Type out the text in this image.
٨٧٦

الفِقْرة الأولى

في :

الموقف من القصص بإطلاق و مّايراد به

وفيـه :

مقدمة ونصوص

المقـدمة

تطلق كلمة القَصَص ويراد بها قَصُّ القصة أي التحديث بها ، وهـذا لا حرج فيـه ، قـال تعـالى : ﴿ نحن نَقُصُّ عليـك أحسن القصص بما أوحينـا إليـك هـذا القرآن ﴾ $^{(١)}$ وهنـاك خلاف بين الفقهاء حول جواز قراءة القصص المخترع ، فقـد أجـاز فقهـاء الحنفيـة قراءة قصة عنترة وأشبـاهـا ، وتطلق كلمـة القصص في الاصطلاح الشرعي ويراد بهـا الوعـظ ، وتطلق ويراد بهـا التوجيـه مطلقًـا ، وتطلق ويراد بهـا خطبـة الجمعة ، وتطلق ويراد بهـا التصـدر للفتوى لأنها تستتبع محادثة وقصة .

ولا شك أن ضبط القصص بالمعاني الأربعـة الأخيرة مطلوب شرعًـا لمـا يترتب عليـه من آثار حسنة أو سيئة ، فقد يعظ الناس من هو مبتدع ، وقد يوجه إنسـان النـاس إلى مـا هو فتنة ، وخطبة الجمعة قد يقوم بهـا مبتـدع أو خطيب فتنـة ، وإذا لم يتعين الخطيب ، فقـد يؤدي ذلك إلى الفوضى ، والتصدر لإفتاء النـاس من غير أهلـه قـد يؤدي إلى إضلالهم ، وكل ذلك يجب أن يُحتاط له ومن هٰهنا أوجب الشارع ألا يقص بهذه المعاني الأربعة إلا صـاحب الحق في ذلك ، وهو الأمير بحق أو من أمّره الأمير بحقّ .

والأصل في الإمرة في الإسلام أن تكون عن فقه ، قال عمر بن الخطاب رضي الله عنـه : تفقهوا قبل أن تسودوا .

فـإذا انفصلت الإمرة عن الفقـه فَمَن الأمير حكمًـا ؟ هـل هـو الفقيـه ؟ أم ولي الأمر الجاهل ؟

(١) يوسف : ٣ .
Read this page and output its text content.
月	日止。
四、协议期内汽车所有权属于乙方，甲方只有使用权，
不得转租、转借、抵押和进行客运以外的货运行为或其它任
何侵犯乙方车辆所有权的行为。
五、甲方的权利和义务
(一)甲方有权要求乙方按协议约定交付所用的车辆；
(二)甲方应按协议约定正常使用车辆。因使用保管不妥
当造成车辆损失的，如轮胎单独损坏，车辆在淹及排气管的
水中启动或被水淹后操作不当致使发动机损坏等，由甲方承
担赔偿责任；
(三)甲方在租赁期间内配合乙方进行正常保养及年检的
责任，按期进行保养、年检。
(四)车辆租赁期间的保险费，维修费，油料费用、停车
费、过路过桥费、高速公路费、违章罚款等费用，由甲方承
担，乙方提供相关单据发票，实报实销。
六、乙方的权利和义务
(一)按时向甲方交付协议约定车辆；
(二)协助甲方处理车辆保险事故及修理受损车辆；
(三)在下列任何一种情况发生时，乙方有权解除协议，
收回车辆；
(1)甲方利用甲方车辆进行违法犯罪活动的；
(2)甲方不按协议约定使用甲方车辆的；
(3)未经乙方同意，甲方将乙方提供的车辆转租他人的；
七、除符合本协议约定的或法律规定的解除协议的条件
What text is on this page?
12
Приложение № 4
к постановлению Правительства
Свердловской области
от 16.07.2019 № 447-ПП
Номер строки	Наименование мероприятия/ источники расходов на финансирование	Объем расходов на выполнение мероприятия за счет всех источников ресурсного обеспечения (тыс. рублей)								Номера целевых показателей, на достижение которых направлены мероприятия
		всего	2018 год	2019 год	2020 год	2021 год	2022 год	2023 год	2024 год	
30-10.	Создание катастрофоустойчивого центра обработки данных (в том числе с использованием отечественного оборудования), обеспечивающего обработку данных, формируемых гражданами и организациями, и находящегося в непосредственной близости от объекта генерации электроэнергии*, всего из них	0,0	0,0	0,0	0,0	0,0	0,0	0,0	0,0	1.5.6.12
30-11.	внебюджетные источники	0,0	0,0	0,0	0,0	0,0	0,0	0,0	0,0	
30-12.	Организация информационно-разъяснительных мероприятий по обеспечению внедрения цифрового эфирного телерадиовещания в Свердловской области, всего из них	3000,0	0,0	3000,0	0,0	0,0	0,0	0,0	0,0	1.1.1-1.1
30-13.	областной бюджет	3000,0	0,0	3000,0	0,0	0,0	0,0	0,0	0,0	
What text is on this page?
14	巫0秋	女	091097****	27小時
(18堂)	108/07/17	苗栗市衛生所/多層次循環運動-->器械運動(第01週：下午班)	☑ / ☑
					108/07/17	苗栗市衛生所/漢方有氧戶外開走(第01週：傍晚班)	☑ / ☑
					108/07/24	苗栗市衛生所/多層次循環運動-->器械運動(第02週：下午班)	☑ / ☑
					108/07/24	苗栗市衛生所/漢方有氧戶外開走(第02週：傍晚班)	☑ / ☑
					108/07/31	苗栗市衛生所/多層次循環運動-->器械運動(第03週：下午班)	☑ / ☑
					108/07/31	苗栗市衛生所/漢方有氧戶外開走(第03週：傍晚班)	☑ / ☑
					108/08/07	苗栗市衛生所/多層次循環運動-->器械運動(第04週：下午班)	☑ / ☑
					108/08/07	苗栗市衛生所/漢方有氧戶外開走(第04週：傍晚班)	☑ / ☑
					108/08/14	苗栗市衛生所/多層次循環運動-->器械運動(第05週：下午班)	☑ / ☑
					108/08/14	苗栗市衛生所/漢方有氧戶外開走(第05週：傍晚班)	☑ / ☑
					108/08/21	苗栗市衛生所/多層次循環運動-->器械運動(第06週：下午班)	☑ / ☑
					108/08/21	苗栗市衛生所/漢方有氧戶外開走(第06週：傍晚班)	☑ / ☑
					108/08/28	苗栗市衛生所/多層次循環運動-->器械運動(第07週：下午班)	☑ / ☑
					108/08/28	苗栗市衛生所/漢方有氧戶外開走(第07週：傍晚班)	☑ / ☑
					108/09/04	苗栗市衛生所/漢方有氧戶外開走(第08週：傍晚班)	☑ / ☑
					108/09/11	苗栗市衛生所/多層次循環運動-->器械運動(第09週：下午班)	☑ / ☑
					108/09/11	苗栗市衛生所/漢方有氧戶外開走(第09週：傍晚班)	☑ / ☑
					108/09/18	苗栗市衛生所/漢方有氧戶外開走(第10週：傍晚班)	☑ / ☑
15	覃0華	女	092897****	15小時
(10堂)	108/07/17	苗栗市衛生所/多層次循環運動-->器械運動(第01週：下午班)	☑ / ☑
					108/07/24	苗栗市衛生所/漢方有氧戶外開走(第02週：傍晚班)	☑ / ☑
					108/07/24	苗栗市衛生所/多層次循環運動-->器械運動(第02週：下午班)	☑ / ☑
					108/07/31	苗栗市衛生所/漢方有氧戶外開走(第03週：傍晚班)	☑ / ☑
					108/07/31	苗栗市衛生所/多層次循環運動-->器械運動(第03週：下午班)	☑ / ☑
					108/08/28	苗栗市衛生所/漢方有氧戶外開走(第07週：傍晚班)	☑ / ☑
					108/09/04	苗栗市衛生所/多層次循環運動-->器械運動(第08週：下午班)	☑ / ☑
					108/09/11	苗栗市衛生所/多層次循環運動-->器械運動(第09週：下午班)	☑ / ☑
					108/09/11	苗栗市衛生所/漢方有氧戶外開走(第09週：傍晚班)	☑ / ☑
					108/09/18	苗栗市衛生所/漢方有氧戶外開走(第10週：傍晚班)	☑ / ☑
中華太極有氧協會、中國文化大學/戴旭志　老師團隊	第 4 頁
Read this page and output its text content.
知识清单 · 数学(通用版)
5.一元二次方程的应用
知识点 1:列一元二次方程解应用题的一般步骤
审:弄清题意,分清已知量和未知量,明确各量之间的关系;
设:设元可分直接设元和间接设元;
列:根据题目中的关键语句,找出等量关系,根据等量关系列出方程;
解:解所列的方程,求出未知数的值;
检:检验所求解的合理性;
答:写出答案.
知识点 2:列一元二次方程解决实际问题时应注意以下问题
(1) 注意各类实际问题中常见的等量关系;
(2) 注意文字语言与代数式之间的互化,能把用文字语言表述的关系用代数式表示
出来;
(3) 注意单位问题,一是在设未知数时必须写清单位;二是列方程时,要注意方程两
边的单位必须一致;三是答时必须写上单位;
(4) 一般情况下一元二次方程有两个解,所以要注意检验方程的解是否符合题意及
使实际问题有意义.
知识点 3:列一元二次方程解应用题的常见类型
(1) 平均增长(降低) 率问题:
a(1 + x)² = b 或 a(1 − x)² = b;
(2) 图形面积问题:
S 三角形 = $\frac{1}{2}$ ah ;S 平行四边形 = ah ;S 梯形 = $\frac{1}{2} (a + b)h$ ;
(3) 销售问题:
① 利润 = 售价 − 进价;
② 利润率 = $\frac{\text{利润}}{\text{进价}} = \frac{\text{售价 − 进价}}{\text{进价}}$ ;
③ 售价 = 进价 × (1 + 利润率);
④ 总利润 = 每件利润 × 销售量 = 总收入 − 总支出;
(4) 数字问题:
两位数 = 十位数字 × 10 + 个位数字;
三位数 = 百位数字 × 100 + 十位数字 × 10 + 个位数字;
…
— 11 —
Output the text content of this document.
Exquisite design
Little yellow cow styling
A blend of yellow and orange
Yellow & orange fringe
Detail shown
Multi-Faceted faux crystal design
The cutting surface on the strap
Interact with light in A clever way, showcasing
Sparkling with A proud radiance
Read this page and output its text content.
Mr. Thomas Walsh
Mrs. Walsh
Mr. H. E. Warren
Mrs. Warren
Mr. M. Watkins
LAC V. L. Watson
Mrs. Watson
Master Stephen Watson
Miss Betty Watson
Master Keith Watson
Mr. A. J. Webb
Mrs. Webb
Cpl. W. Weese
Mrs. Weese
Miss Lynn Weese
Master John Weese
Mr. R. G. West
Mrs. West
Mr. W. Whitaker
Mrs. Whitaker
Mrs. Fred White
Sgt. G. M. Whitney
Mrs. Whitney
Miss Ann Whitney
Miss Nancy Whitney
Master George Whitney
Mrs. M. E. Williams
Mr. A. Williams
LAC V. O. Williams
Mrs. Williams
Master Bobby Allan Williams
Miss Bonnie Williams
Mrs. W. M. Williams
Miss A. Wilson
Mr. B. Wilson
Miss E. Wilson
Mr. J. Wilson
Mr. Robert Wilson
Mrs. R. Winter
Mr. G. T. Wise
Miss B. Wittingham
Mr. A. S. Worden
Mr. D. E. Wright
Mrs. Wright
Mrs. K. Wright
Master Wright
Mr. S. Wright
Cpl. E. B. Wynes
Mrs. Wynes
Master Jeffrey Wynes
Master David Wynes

EXERCISE DETAILS: Search the listing for the word "Свердловской". Copy every line in which it occurs.

EXPECTED OUTPUT:
Свердловской области
30-12.	Организация информационно-разъяснительных мероприятий по обеспечению внедрения цифрового эфирного телерадиовещания в Свердловской области, всего из них	3000,0	0,0	3000,0	0,0	0,0	0,0	0,0	0,0	1.1.1-1.1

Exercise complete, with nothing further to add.